» GIVEN EXERCISE: The data below needs to be returned exactly, line for line.

» INFORMATION GIVEN:
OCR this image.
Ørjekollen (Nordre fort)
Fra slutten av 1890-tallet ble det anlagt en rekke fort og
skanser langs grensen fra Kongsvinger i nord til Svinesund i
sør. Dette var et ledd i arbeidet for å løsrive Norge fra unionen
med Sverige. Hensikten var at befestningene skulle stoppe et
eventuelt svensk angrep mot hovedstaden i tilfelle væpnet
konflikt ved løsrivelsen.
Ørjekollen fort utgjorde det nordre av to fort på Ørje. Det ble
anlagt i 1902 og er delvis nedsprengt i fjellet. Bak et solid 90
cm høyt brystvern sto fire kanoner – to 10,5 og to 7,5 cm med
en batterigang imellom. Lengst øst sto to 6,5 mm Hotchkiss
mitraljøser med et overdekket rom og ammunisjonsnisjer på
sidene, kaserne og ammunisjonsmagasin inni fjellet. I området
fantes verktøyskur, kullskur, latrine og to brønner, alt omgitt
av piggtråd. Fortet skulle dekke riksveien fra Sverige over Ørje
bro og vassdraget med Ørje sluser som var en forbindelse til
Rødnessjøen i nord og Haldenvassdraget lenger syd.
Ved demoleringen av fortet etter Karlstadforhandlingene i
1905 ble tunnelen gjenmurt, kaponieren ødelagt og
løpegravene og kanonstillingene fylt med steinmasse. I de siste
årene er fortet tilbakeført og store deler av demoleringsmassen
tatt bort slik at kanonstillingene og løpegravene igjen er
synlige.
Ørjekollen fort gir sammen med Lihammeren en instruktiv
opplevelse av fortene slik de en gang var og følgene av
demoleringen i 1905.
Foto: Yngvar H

» SOLUTION FOR THIS PROBLEM:
OCR this image.
Ørjekollen (Nordre fort)
Fra slutten av 1890-tallet ble det anlagt en rekke fort og
skanser langs grensen fra Kongsvinger i nord til Svinesund i
sør. Dette var et ledd i arbeidet for å løsrive Norge fra unionen
med Sverige. Hensikten var at befestningene skulle stoppe et
eventuelt svensk angrep mot hovedstaden i tilfelle væpnet
konflikt ved løsrivelsen.
Ørjekollen fort utgjorde det nordre av to fort på Ørje. Det ble
anlagt i 1902 og er delvis nedsprengt i fjellet. Bak et solid 90
cm høyt brystvern sto fire kanoner – to 10,5 og to 7,5 cm med
en batterigang imellom. Lengst øst sto to 6,5 mm Hotchkiss
mitraljøser med et overdekket rom og ammunisjonsnisjer på
sidene, kaserne og ammunisjonsmagasin inni fjellet. I området
fantes verktøyskur, kullskur, latrine og to brønner, alt omgitt
av piggtråd. Fortet skulle dekke riksveien fra Sverige over Ørje
bro og vassdraget med Ørje sluser som var en forbindelse til
Rødnessjøen i nord og Haldenvassdraget lenger syd.
Ved demoleringen av fortet etter Karlstadforhandlingene i
1905 ble tunnelen gjenmurt, kaponieren ødelagt og
løpegravene og kanonstillingene fylt med steinmasse. I de siste
årene er fortet tilbakeført og store deler av demoleringsmassen
tatt bort slik at kanonstillingene og løpegravene igjen er
synlige.
Ørjekollen fort gir sammen med Lihammeren en instruktiv
opplevelse av fortene slik de en gang var og følgene av
demoleringen i 1905.
Foto: Yngvar H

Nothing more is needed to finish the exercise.